» **The exercise**
Output the material below in full, exactly as it is.
════════════════════
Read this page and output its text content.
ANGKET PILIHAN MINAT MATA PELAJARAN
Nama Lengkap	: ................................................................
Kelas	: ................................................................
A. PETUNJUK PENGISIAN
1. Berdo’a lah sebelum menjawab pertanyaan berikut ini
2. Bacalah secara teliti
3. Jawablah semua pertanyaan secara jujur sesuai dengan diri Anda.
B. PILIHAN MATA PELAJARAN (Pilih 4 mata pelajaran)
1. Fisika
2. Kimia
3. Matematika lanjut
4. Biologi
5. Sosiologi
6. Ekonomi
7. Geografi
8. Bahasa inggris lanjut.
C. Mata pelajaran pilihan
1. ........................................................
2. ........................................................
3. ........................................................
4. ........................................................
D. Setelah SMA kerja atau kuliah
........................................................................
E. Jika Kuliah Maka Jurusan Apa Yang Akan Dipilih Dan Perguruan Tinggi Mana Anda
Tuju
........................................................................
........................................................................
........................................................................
════════════════════
» **Complete response**
Read this page and output its text content.
ANGKET PILIHAN MINAT MATA PELAJARAN
Nama Lengkap	: ................................................................
Kelas	: ................................................................
A. PETUNJUK PENGISIAN
1. Berdo’a lah sebelum menjawab pertanyaan berikut ini
2. Bacalah secara teliti
3. Jawablah semua pertanyaan secara jujur sesuai dengan diri Anda.
B. PILIHAN MATA PELAJARAN (Pilih 4 mata pelajaran)
1. Fisika
2. Kimia
3. Matematika lanjut
4. Biologi
5. Sosiologi
6. Ekonomi
7. Geografi
8. Bahasa inggris lanjut.
C. Mata pelajaran pilihan
1. ........................................................
2. ........................................................
3. ........................................................
4. ........................................................
D. Setelah SMA kerja atau kuliah
........................................................................
E. Jika Kuliah Maka Jurusan Apa Yang Akan Dipilih Dan Perguruan Tinggi Mana Anda
Tuju
........................................................................
........................................................................
........................................................................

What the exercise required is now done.